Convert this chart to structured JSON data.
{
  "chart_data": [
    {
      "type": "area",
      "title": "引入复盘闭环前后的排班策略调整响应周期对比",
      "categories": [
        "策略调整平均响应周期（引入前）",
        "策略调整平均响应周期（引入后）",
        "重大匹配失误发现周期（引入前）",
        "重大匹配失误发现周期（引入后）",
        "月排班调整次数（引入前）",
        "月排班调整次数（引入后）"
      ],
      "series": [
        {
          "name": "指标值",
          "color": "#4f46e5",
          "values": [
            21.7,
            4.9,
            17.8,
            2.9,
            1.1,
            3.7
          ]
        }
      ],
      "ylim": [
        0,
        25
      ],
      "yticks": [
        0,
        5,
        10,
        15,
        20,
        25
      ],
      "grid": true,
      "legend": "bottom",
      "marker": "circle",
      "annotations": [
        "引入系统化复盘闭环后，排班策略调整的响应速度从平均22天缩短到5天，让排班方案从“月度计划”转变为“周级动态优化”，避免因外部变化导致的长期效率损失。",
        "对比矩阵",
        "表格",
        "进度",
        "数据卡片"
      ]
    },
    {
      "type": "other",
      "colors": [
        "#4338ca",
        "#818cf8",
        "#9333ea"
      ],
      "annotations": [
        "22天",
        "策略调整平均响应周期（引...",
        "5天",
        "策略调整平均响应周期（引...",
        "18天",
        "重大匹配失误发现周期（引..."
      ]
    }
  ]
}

[Goal of the exercise] Make an exact copy of the material above.

[Full answer]
Convert this chart to structured JSON data.
{
  "chart_data": [
    {
      "type": "area",
      "title": "引入复盘闭环前后的排班策略调整响应周期对比",
      "categories": [
        "策略调整平均响应周期（引入前）",
        "策略调整平均响应周期（引入后）",
        "重大匹配失误发现周期（引入前）",
        "重大匹配失误发现周期（引入后）",
        "月排班调整次数（引入前）",
        "月排班调整次数（引入后）"
      ],
      "series": [
        {
          "name": "指标值",
          "color": "#4f46e5",
          "values": [
            21.7,
            4.9,
            17.8,
            2.9,
            1.1,
            3.7
          ]
        }
      ],
      "ylim": [
        0,
        25
      ],
      "yticks": [
        0,
        5,
        10,
        15,
        20,
        25
      ],
      "grid": true,
      "legend": "bottom",
      "marker": "circle",
      "annotations": [
        "引入系统化复盘闭环后，排班策略调整的响应速度从平均22天缩短到5天，让排班方案从“月度计划”转变为“周级动态优化”，避免因外部变化导致的长期效率损失。",
        "对比矩阵",
        "表格",
        "进度",
        "数据卡片"
      ]
    },
    {
      "type": "other",
      "colors": [
        "#4338ca",
        "#818cf8",
        "#9333ea"
      ],
      "annotations": [
        "22天",
        "策略调整平均响应周期（引...",
        "5天",
        "策略调整平均响应周期（引...",
        "18天",
        "重大匹配失误发现周期（引..."
      ]
    }
  ]
}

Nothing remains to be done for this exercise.